**Work to complete:**
Would you pull out every line of the material that contains the string "this"?

Excerpt from a dataset:

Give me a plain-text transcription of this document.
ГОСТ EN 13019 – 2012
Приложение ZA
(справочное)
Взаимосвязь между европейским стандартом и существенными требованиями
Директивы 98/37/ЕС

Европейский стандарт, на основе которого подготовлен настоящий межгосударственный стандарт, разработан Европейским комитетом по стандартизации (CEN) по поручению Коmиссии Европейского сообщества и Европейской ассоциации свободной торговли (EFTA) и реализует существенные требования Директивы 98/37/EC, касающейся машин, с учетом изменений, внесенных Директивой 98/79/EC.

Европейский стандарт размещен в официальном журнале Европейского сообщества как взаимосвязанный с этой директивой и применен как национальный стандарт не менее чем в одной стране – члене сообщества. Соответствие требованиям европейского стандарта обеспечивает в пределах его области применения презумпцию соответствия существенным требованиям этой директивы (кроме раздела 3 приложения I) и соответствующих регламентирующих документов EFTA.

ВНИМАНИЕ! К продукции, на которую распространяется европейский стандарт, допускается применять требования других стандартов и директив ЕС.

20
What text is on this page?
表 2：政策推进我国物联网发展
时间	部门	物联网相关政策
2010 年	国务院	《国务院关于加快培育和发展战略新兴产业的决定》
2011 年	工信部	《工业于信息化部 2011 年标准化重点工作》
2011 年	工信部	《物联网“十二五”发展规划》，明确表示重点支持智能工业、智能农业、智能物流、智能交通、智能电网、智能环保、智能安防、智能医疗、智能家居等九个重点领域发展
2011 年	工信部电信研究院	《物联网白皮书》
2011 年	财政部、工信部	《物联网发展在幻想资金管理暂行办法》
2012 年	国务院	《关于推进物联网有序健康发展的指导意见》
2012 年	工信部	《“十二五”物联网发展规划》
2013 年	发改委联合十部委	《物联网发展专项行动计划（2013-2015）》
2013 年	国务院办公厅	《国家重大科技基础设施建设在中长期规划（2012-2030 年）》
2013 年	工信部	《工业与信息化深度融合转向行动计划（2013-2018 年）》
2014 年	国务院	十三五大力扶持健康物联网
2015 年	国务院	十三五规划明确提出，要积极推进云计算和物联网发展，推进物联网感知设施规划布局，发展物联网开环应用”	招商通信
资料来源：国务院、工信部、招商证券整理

**Final result:**
Give me a plain-text transcription of this document.
What text is on this page?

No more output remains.